▶ STATED TASK
Gather up the lines that contain "ipſe".

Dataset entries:
## START

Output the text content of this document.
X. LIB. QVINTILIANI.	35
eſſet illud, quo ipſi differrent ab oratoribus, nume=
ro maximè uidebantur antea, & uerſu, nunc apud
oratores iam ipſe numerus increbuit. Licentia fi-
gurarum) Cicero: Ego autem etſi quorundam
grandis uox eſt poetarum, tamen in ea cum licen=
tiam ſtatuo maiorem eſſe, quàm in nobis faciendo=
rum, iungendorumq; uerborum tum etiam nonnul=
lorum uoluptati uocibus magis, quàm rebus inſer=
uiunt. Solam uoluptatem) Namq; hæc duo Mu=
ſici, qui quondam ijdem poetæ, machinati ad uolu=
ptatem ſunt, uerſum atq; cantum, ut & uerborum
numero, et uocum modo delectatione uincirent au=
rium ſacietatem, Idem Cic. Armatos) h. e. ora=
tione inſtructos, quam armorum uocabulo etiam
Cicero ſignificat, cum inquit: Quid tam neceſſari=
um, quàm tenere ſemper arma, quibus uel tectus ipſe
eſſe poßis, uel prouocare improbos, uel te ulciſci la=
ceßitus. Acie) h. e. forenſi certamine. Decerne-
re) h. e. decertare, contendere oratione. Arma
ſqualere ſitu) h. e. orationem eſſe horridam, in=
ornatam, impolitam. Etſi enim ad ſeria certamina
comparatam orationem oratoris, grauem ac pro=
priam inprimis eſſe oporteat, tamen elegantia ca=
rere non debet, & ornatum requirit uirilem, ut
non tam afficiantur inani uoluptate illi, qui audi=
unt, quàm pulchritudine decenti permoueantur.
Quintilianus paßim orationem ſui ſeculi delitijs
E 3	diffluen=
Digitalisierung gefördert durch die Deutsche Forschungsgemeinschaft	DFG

## END

▶ SOLUTION FOR THIS PROBLEM
oratores iam ipſe numerus increbuit. Licentia fi-
um, quàm tenere ſemper arma, quibus uel tectus ipſe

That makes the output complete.